Written exercise 1:
Answer these questions from the thread on sync versus fsync during checkpoint.
(a) What does the bgwriter call that, according to Andreas, returns more or less at once?
(b) How often does Tom Lane say a standard syncer daemon forces a sync()?
(c) What had Jan already found out?
Written exercise 2: Resume the thread on sync versus fsync during checkpoint after its last sentence.

Excerpt:

Thread: Re: [pgsql-hackers-win32] Sync vs. fsync during checkpoint

Re: [pgsql-hackers-win32] Sync vs. fsync during checkpoint

From

"Zeugswetter Andreas SB SD"

Date:

05 February 2004, 07:45:40

> I don't think the bgwriter is going to be able to keep up with I/O bound
> backends, but I do think it can scan and set those booleans fast enough
> for the backends to then perform the writes.

As long as the bgwriter does not do sync writes (which it does not,
since that would need a whole lot of work to be performant) it calls
write which returns more or less at once.
So the bottleneck can only be the fsync. From those you would want
at least one per pg disk open in parallel.

But I think it should really be left to the OS when it actually does the IO
for the writes from the bgwriter inbetween checkpoints.
So Imho the target should be to have not much IO open for the checkpoint,
so the fsync is fast enough, even if serial.

Andreas

Re: [pgsql-hackers-win32] Sync vs. fsync during checkpoint

From

Tom Lane

Date:

05 February 2004, 10:54:57

"Zeugswetter Andreas SB SD" <ZeugswetterA@spardat.at> writes:
> So Imho the target should be to have not much IO open for the checkpoint,
> so the fsync is fast enough, even if serial.

The best we can do is push out dirty pages with write() via the bgwriter
and hope that the kernel will see fit to write them before checkpoint
time arrives.  I am not sure if that hope has basis in fact or if it's
just wishful thinking.  Most likely, if it does have basis in fact it's
because there is a standard syncer daemon forcing a sync() every thirty
seconds.

That means that instead of an I/O storm every checkpoint interval,
we get a smaller I/O storm every 30 seconds.  Not sure this is a big
improvement.  Jan already found out that issuing very frequent sync()s
isn't a win.

People keep saying that the bgwriter mustn't write pages synchronously
because it'd be bad for performance, but I think that analysis is
faulty.  Performance of what --- the bgwriter?  Nonsense, the *point*
of the bgwriter is to do the slow tasks.  The only argument that has
any merit is that O_SYNC or immediate fsync will prevent us from having
multiple writes outstanding and thus reduce the efficiency of disk
write scheduling.  This is a valid point but there is a limit to how
many writes we need to have in flight to keep things flowing smoothly.

What I'm thinking now is that the bgwriter should issue frequent fsyncs
for its writes --- not immediate, but a lot more often than once per
checkpoint.  Perhaps take one recently-written unsynced file to fsync
every time it is about to sleep.  You could imagine various rules for
deciding which one to sync; perhaps the one with the most writes issued
against it since last sync.  When we have tablespaces it'd make sense to
try to distribute the syncs across tablespaces, on the assumption that
the tablespaces are probably on different drives.

Stored records:
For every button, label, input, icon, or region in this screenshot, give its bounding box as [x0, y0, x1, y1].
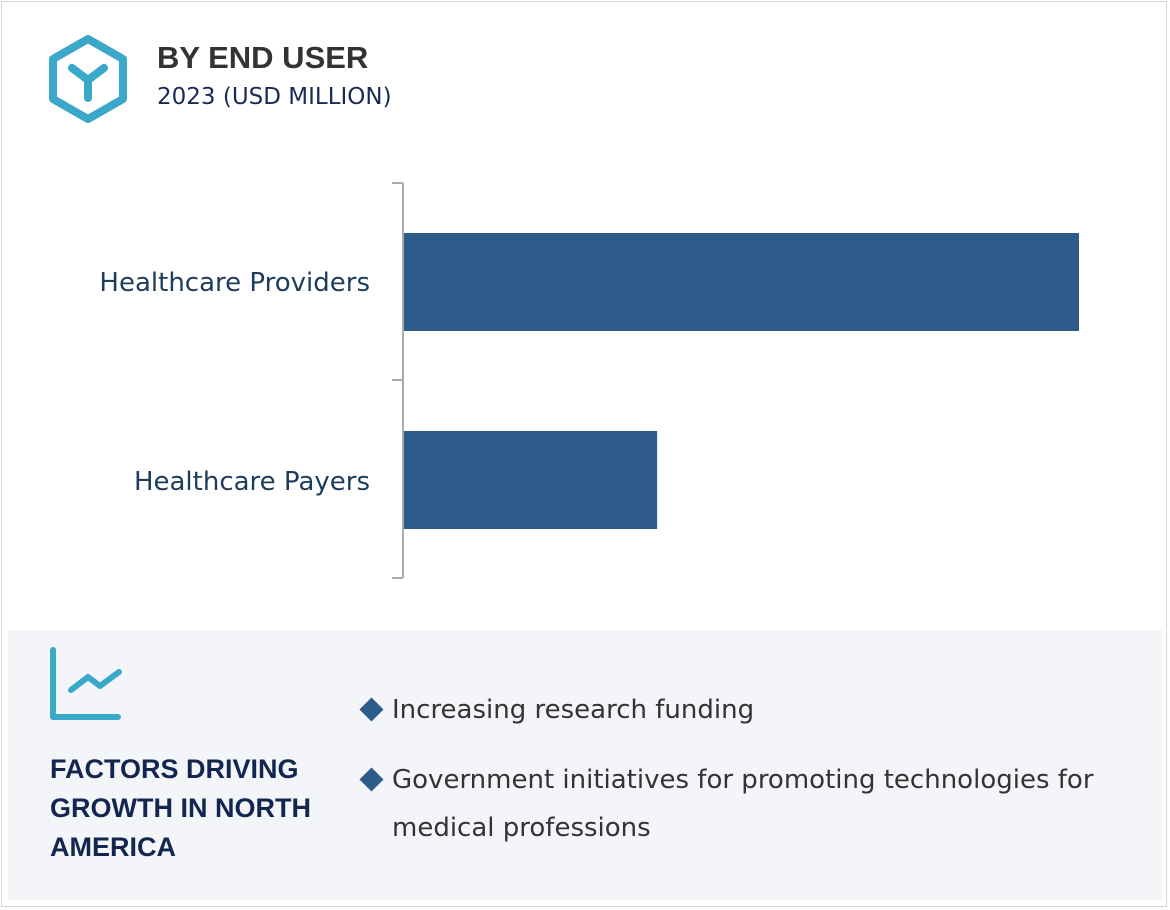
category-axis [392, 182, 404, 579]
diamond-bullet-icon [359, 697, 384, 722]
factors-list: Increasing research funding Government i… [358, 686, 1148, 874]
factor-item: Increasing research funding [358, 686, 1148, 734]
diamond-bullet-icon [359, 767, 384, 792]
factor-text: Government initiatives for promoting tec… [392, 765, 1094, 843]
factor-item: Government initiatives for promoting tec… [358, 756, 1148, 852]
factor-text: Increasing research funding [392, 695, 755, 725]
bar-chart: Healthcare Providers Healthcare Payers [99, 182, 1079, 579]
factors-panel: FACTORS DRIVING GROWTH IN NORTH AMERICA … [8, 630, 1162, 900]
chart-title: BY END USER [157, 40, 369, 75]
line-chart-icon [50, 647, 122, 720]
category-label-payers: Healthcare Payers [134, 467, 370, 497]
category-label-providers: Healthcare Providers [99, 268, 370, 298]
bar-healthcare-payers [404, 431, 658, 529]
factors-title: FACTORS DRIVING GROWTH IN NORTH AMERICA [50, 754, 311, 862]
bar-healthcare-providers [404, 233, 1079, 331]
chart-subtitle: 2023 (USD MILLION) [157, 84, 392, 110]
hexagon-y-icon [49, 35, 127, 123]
--
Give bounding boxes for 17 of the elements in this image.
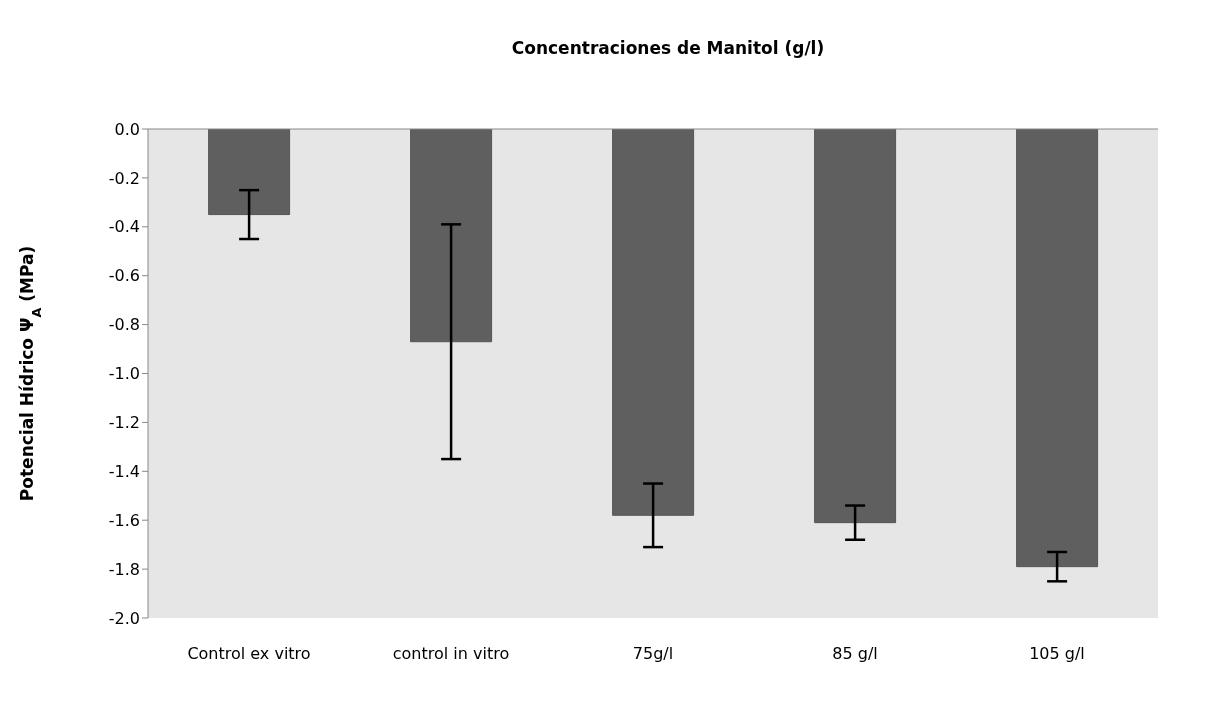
---
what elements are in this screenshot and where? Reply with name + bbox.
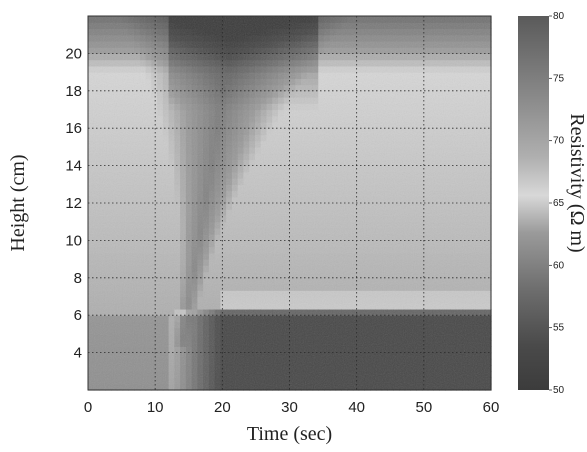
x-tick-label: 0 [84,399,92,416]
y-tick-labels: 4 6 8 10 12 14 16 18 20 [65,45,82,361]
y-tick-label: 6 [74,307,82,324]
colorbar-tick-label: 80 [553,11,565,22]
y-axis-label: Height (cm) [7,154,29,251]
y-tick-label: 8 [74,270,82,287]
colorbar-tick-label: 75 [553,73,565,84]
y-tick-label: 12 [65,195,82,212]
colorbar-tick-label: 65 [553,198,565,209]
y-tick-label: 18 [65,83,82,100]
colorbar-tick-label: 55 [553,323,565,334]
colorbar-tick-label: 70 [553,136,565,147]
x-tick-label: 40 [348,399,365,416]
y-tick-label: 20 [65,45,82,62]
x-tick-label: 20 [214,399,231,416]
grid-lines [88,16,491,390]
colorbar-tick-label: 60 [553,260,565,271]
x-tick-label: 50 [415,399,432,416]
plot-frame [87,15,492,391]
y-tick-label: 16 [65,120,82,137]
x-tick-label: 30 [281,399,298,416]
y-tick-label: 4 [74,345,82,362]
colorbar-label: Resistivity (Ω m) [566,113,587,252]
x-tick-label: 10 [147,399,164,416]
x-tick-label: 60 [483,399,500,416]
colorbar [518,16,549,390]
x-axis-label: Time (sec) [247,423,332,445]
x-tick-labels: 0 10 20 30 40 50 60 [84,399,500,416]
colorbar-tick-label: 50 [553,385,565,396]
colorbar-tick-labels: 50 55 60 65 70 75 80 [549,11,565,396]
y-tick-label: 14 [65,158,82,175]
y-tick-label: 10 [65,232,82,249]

Output 1:
(a) It calls write.
(b) Every thirty seconds.
(c) That issuing very frequent sync()s isn't a win.

Output 2:
            regards, tom lane

Re: [pgsql-hackers-win32] Sync vs. fsync during checkpoint

From

Shridhar Daithankar

Date:

05 February 2004, 11:14:35

On Thursday 05 February 2004 20:24, Tom Lane wrote:
> "Zeugswetter Andreas SB SD" <ZeugswetterA@spardat.at> writes:
> > So Imho the target should be to have not much IO open for the checkpoint,
> > so the fsync is fast enough, even if serial.
>
> The best we can do is push out dirty pages with write() via the bgwriter
> and hope that the kernel will see fit to write them before checkpoint
> time arrives.  I am not sure if that hope has basis in fact or if it's
> just wishful thinking.  Most likely, if it does have basis in fact it's
> because there is a standard syncer daemon forcing a sync() every thirty
> seconds.

There are other benefits of writing pages earlier even though they might not 
get synced immediately.

It would tell kernel that this is latest copy of updated buffer. Kernel VFS 
should make that copy visible to every other backend as well. The buffer 
manager will fetch the updated copy from VFS cache next time. All without 
going to disk actually..(Within the 30 seconds window of course..)

> People keep saying that the bgwriter mustn't write pages synchronously
> because it'd be bad for performance, but I think that analysis is
> faulty.  Performance of what --- the bgwriter?  Nonsense, the *point*
> of the bgwriter is to do the slow tasks.  The only argument that has
> any merit is that O_SYNC or immediate fsync will prevent us from having
> multiple writes outstanding and thus reduce the efficiency of disk
> write scheduling.  This is a valid point but there is a limit to how
> many writes we need to have in flight to keep things flowing smoothly.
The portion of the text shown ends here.